DIRECTIONS FOR THIS TASK ::
Copy the listing below line for line, character for character, and leave the picture out.

SOURCE RECORDS ::

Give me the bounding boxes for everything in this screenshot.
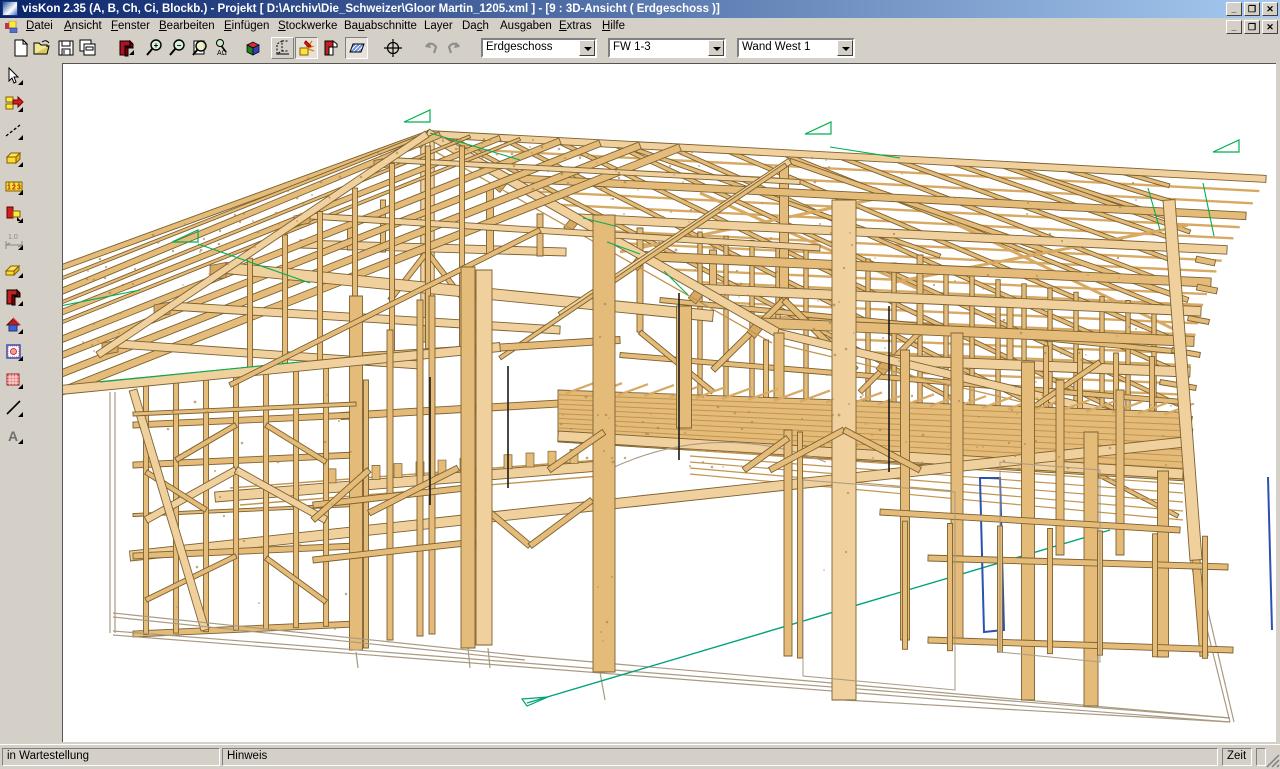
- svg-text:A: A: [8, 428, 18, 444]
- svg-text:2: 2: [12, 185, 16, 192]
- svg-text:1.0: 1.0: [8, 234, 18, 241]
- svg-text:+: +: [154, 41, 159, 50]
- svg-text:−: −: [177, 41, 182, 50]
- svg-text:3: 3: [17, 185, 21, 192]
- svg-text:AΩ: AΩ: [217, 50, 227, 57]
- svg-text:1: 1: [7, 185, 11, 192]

RESPONSE BELOW ::
Give me the bounding boxes for everything in this screenshot.
- svg-text:A: A: [8, 428, 18, 444]
- svg-text:2: 2: [12, 185, 16, 192]
- svg-text:1.0: 1.0: [8, 234, 18, 241]
- svg-text:+: +: [154, 41, 159, 50]
- svg-text:−: −: [177, 41, 182, 50]
- svg-text:3: 3: [17, 185, 21, 192]
- svg-text:AΩ: AΩ: [217, 50, 227, 57]
- svg-text:1: 1: [7, 185, 11, 192]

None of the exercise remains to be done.